→ **Available data**
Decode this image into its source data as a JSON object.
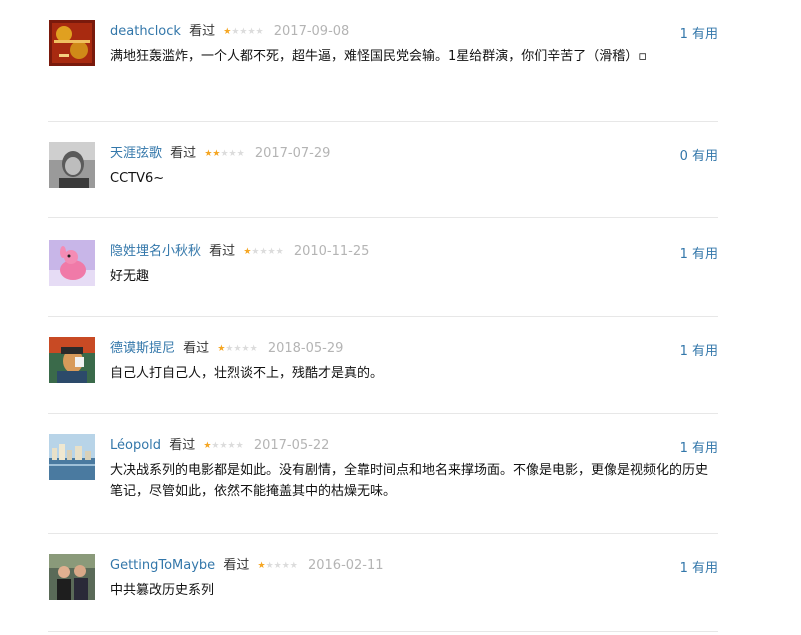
{
  "comments": [
    {
      "user": "deathclock",
      "status": "看过",
      "rating": 1,
      "date": "2017-09-08",
      "votes": "1 有用",
      "text": "满地狂轰滥炸，一个人都不死，超牛逼，难怪国民党会输。1星给群演，你们辛苦了（滑稽）▫"
    },
    {
      "user": "天涯弦歌",
      "status": "看过",
      "rating": 2,
      "date": "2017-07-29",
      "votes": "0 有用",
      "text": "CCTV6~"
    },
    {
      "user": "隐姓埋名小秋秋",
      "status": "看过",
      "rating": 1,
      "date": "2010-11-25",
      "votes": "1 有用",
      "text": "好无趣"
    },
    {
      "user": "德谟斯提尼",
      "status": "看过",
      "rating": 1,
      "date": "2018-05-29",
      "votes": "1 有用",
      "text": "自己人打自己人，壮烈谈不上，残酷才是真的。"
    },
    {
      "user": "Léopold",
      "status": "看过",
      "rating": 1,
      "date": "2017-05-22",
      "votes": "1 有用",
      "text": "大决战系列的电影都是如此。没有剧情，全靠时间点和地名来撑场面。不像是电影，更像是视频化的历史笔记，尽管如此，依然不能掩盖其中的枯燥无味。"
    },
    {
      "user": "GettingToMaybe",
      "status": "看过",
      "rating": 1,
      "date": "2016-02-11",
      "votes": "1 有用",
      "text": "中共篡改历史系列"
    }
  ],
  "avatar_icons": [
    "poster-avatar-icon",
    "portrait-avatar-icon",
    "pink-toy-avatar-icon",
    "painting-avatar-icon",
    "city-skyline-avatar-icon",
    "couple-avatar-icon"
  ],
  "colors": {
    "link": "#3377aa",
    "star_on": "#f5a623",
    "star_off": "#dcdcdc",
    "date": "#b4b4b4",
    "divider": "#e7e7e7"
  }
}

→ **Work to complete**
All records above are to be printed exactly, minus the pictures they contain.

→ **Solved problem**
Decode this image into its source data as a JSON object.
{
  "comments": [
    {
      "user": "deathclock",
      "status": "看过",
      "rating": 1,
      "date": "2017-09-08",
      "votes": "1 有用",
      "text": "满地狂轰滥炸，一个人都不死，超牛逼，难怪国民党会输。1星给群演，你们辛苦了（滑稽）▫"
    },
    {
      "user": "天涯弦歌",
      "status": "看过",
      "rating": 2,
      "date": "2017-07-29",
      "votes": "0 有用",
      "text": "CCTV6~"
    },
    {
      "user": "隐姓埋名小秋秋",
      "status": "看过",
      "rating": 1,
      "date": "2010-11-25",
      "votes": "1 有用",
      "text": "好无趣"
    },
    {
      "user": "德谟斯提尼",
      "status": "看过",
      "rating": 1,
      "date": "2018-05-29",
      "votes": "1 有用",
      "text": "自己人打自己人，壮烈谈不上，残酷才是真的。"
    },
    {
      "user": "Léopold",
      "status": "看过",
      "rating": 1,
      "date": "2017-05-22",
      "votes": "1 有用",
      "text": "大决战系列的电影都是如此。没有剧情，全靠时间点和地名来撑场面。不像是电影，更像是视频化的历史笔记，尽管如此，依然不能掩盖其中的枯燥无味。"
    },
    {
      "user": "GettingToMaybe",
      "status": "看过",
      "rating": 1,
      "date": "2016-02-11",
      "votes": "1 有用",
      "text": "中共篡改历史系列"
    }
  ],
  "avatar_icons": [
    "poster-avatar-icon",
    "portrait-avatar-icon",
    "pink-toy-avatar-icon",
    "painting-avatar-icon",
    "city-skyline-avatar-icon",
    "couple-avatar-icon"
  ],
  "colors": {
    "link": "#3377aa",
    "star_on": "#f5a623",
    "star_off": "#dcdcdc",
    "date": "#b4b4b4",
    "divider": "#e7e7e7"
  }
}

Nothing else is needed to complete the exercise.